- [WRITTEN REQUEST]
Pictures do not belong in the copy, so please give every entry below again exactly.

--- START OF STORED ROWS ---

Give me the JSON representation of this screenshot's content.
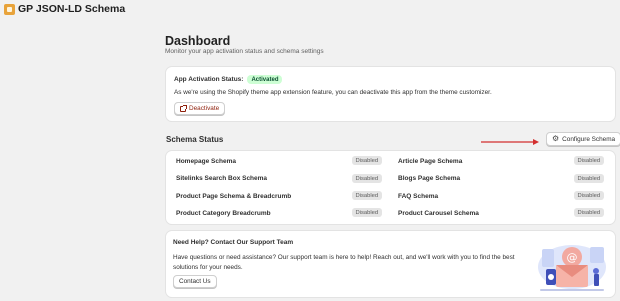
{
  "app": {
    "title": "GP JSON-LD Schema"
  },
  "page": {
    "title": "Dashboard",
    "subtitle": "Monitor your app activation status and schema settings"
  },
  "activation": {
    "label": "App Activation Status:",
    "badge": "Activated",
    "description": "As we're using the Shopify theme app extension feature, you can deactivate this app from the theme customizer.",
    "deactivate_label": "Deactivate"
  },
  "schema_status": {
    "title": "Schema Status",
    "configure_label": "Configure Schema",
    "items": [
      {
        "name": "Homepage Schema",
        "status": "Disabled"
      },
      {
        "name": "Article Page Schema",
        "status": "Disabled"
      },
      {
        "name": "Sitelinks Search Box Schema",
        "status": "Disabled"
      },
      {
        "name": "Blogs Page Schema",
        "status": "Disabled"
      },
      {
        "name": "Product Page Schema & Breadcrumb",
        "status": "Disabled"
      },
      {
        "name": "FAQ Schema",
        "status": "Disabled"
      },
      {
        "name": "Product Category Breadcrumb",
        "status": "Disabled"
      },
      {
        "name": "Product Carousel Schema",
        "status": "Disabled"
      }
    ]
  },
  "support": {
    "title": "Need Help? Contact Our Support Team",
    "description": "Have questions or need assistance? Our support team is here to help! Reach out, and we'll work with you to find the best solutions for your needs.",
    "contact_label": "Contact Us"
  },
  "colors": {
    "accent": "#e8a33a",
    "activated_bg": "#cdfed4",
    "activated_text": "#0c5132",
    "arrow": "#d32f2f",
    "deactivate": "#8e1f0b"
  }
}
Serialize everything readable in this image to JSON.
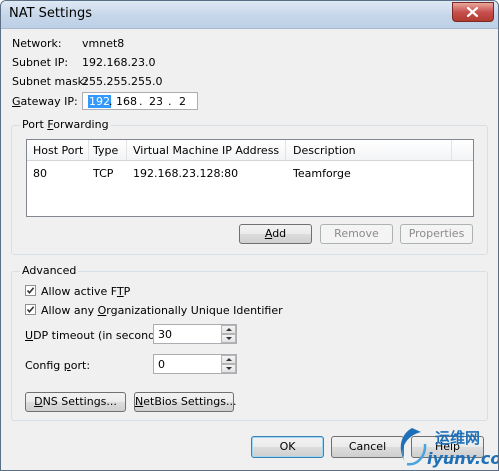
{
  "window": {
    "title": "NAT Settings"
  },
  "info": {
    "network_label": "Network:",
    "network_value": "vmnet8",
    "subnet_ip_label": "Subnet IP:",
    "subnet_ip_value": "192.168.23.0",
    "subnet_mask_label": "Subnet mask:",
    "subnet_mask_value": "255.255.255.0",
    "gateway_label_prefix": "G",
    "gateway_label_rest": "ateway IP:",
    "gateway_octets": [
      "192",
      "168",
      "23",
      "2"
    ],
    "gateway_dot": "."
  },
  "port_forwarding": {
    "title_prefix": "Port ",
    "title_accel": "F",
    "title_rest": "orwarding",
    "columns": [
      "Host Port",
      "Type",
      "Virtual Machine IP Address",
      "Description"
    ],
    "rows": [
      {
        "host_port": "80",
        "type": "TCP",
        "vm_address": "192.168.23.128:80",
        "description": "Teamforge"
      }
    ],
    "add_accel": "A",
    "add_rest": "dd",
    "remove_label": "Remove",
    "properties_label": "Properties"
  },
  "advanced": {
    "title": "Advanced",
    "ftp_prefix": "Allow active F",
    "ftp_accel": "T",
    "ftp_rest": "P",
    "ftp_checked": true,
    "oui_prefix": "Allow any ",
    "oui_accel": "O",
    "oui_rest": "rganizationally Unique Identifier",
    "oui_checked": true,
    "udp_accel": "U",
    "udp_rest": "DP timeout (in seconds):",
    "udp_value": "30",
    "config_prefix": "Config ",
    "config_accel": "p",
    "config_rest": "ort:",
    "config_value": "0",
    "dns_accel": "D",
    "dns_rest": "NS Settings...",
    "netbios_accel": "N",
    "netbios_rest": "etBios Settings..."
  },
  "footer": {
    "ok_label": "OK",
    "cancel_label": "Cancel",
    "help_label": "Help"
  },
  "watermark": {
    "name": "运维网",
    "url": "iyunv.com"
  },
  "colors": {
    "selection": "#3399ff",
    "titlebar": "#c6d6ea",
    "close": "#c75050",
    "watermark": "#1e70b8"
  }
}
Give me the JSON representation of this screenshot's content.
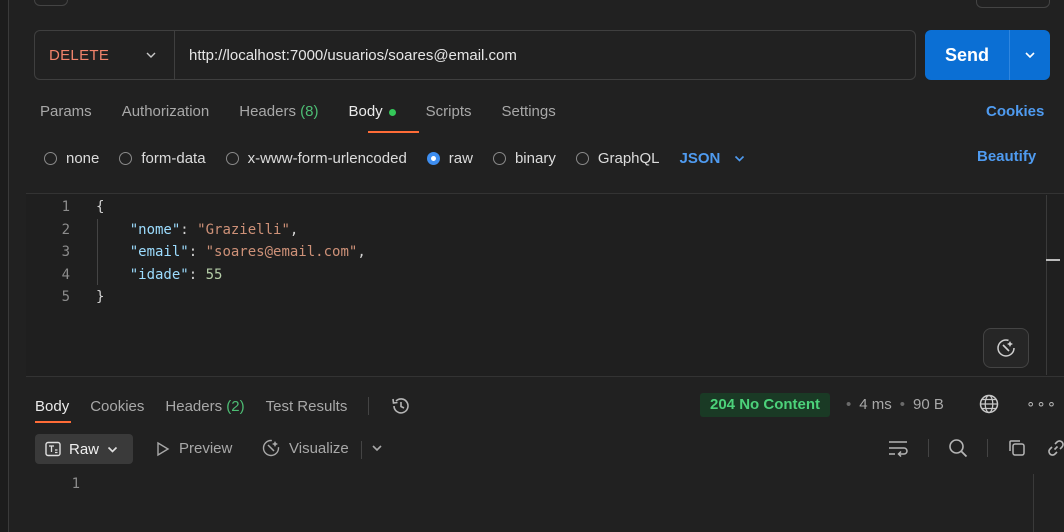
{
  "request": {
    "method": "DELETE",
    "url": "http://localhost:7000/usuarios/soares@email.com",
    "send_label": "Send"
  },
  "request_tabs": {
    "params": "Params",
    "authorization": "Authorization",
    "headers": "Headers",
    "headers_count": "(8)",
    "body": "Body",
    "scripts": "Scripts",
    "settings": "Settings",
    "cookies": "Cookies"
  },
  "body_types": {
    "none": "none",
    "form_data": "form-data",
    "urlencoded": "x-www-form-urlencoded",
    "raw": "raw",
    "binary": "binary",
    "graphql": "GraphQL",
    "selected": "raw",
    "language": "JSON",
    "beautify": "Beautify"
  },
  "editor": {
    "line_numbers": [
      "1",
      "2",
      "3",
      "4",
      "5"
    ],
    "open_brace": "{",
    "close_brace": "}",
    "fields": [
      {
        "key": "\"nome\"",
        "value": "\"Grazielli\"",
        "trail": ","
      },
      {
        "key": "\"email\"",
        "value": "\"soares@email.com\"",
        "trail": ","
      },
      {
        "key": "\"idade\"",
        "value": "55",
        "trail": ""
      }
    ]
  },
  "response_tabs": {
    "body": "Body",
    "cookies": "Cookies",
    "headers": "Headers",
    "headers_count": "(2)",
    "test_results": "Test Results"
  },
  "response_meta": {
    "status": "204 No Content",
    "time": "4 ms",
    "size": "90 B",
    "more": "∘∘∘"
  },
  "response_view": {
    "raw": "Raw",
    "preview": "Preview",
    "visualize": "Visualize",
    "line_numbers": [
      "1"
    ]
  },
  "colors": {
    "accent_orange": "#ff6c37",
    "send_blue": "#0b6fd4",
    "link_blue": "#4f9bf0",
    "status_green": "#4cd27a",
    "method_delete": "#f1836b"
  }
}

--- END OF STORED ROWS ---

- [SOLUTION TO THE PROBLEM]
Give me the JSON representation of this screenshot's content.
{
  "app": {
    "title": "GP JSON-LD Schema"
  },
  "page": {
    "title": "Dashboard",
    "subtitle": "Monitor your app activation status and schema settings"
  },
  "activation": {
    "label": "App Activation Status:",
    "badge": "Activated",
    "description": "As we're using the Shopify theme app extension feature, you can deactivate this app from the theme customizer.",
    "deactivate_label": "Deactivate"
  },
  "schema_status": {
    "title": "Schema Status",
    "configure_label": "Configure Schema",
    "items": [
      {
        "name": "Homepage Schema",
        "status": "Disabled"
      },
      {
        "name": "Article Page Schema",
        "status": "Disabled"
      },
      {
        "name": "Sitelinks Search Box Schema",
        "status": "Disabled"
      },
      {
        "name": "Blogs Page Schema",
        "status": "Disabled"
      },
      {
        "name": "Product Page Schema & Breadcrumb",
        "status": "Disabled"
      },
      {
        "name": "FAQ Schema",
        "status": "Disabled"
      },
      {
        "name": "Product Category Breadcrumb",
        "status": "Disabled"
      },
      {
        "name": "Product Carousel Schema",
        "status": "Disabled"
      }
    ]
  },
  "support": {
    "title": "Need Help? Contact Our Support Team",
    "description": "Have questions or need assistance? Our support team is here to help! Reach out, and we'll work with you to find the best solutions for your needs.",
    "contact_label": "Contact Us"
  },
  "colors": {
    "accent": "#e8a33a",
    "activated_bg": "#cdfed4",
    "activated_text": "#0c5132",
    "arrow": "#d32f2f",
    "deactivate": "#8e1f0b"
  }
}
Serialize everything readable in this image to JSON.
{
  "window": {
    "title": "NAT Settings"
  },
  "info": {
    "network_label": "Network:",
    "network_value": "vmnet8",
    "subnet_ip_label": "Subnet IP:",
    "subnet_ip_value": "192.168.23.0",
    "subnet_mask_label": "Subnet mask:",
    "subnet_mask_value": "255.255.255.0",
    "gateway_label_prefix": "G",
    "gateway_label_rest": "ateway IP:",
    "gateway_octets": [
      "192",
      "168",
      "23",
      "2"
    ],
    "gateway_dot": "."
  },
  "port_forwarding": {
    "title_prefix": "Port ",
    "title_accel": "F",
    "title_rest": "orwarding",
    "columns": [
      "Host Port",
      "Type",
      "Virtual Machine IP Address",
      "Description"
    ],
    "rows": [
      {
        "host_port": "80",
        "type": "TCP",
        "vm_address": "192.168.23.128:80",
        "description": "Teamforge"
      }
    ],
    "add_accel": "A",
    "add_rest": "dd",
    "remove_label": "Remove",
    "properties_label": "Properties"
  },
  "advanced": {
    "title": "Advanced",
    "ftp_prefix": "Allow active F",
    "ftp_accel": "T",
    "ftp_rest": "P",
    "ftp_checked": true,
    "oui_prefix": "Allow any ",
    "oui_accel": "O",
    "oui_rest": "rganizationally Unique Identifier",
    "oui_checked": true,
    "udp_accel": "U",
    "udp_rest": "DP timeout (in seconds):",
    "udp_value": "30",
    "config_prefix": "Config ",
    "config_accel": "p",
    "config_rest": "ort:",
    "config_value": "0",
    "dns_accel": "D",
    "dns_rest": "NS Settings...",
    "netbios_accel": "N",
    "netbios_rest": "etBios Settings..."
  },
  "footer": {
    "ok_label": "OK",
    "cancel_label": "Cancel",
    "help_label": "Help"
  },
  "watermark": {
    "name": "运维网",
    "url": "iyunv.com"
  },
  "colors": {
    "selection": "#3399ff",
    "titlebar": "#c6d6ea",
    "close": "#c75050",
    "watermark": "#1e70b8"
  }
}
Give me the JSON representation of this screenshot's content.
{
  "request": {
    "method": "DELETE",
    "url": "http://localhost:7000/usuarios/soares@email.com",
    "send_label": "Send"
  },
  "request_tabs": {
    "params": "Params",
    "authorization": "Authorization",
    "headers": "Headers",
    "headers_count": "(8)",
    "body": "Body",
    "scripts": "Scripts",
    "settings": "Settings",
    "cookies": "Cookies"
  },
  "body_types": {
    "none": "none",
    "form_data": "form-data",
    "urlencoded": "x-www-form-urlencoded",
    "raw": "raw",
    "binary": "binary",
    "graphql": "GraphQL",
    "selected": "raw",
    "language": "JSON",
    "beautify": "Beautify"
  },
  "editor": {
    "line_numbers": [
      "1",
      "2",
      "3",
      "4",
      "5"
    ],
    "open_brace": "{",
    "close_brace": "}",
    "fields": [
      {
        "key": "\"nome\"",
        "value": "\"Grazielli\"",
        "trail": ","
      },
      {
        "key": "\"email\"",
        "value": "\"soares@email.com\"",
        "trail": ","
      },
      {
        "key": "\"idade\"",
        "value": "55",
        "trail": ""
      }
    ]
  },
  "response_tabs": {
    "body": "Body",
    "cookies": "Cookies",
    "headers": "Headers",
    "headers_count": "(2)",
    "test_results": "Test Results"
  },
  "response_meta": {
    "status": "204 No Content",
    "time": "4 ms",
    "size": "90 B",
    "more": "∘∘∘"
  },
  "response_view": {
    "raw": "Raw",
    "preview": "Preview",
    "visualize": "Visualize",
    "line_numbers": [
      "1"
    ]
  },
  "colors": {
    "accent_orange": "#ff6c37",
    "send_blue": "#0b6fd4",
    "link_blue": "#4f9bf0",
    "status_green": "#4cd27a",
    "method_delete": "#f1836b"
  }
}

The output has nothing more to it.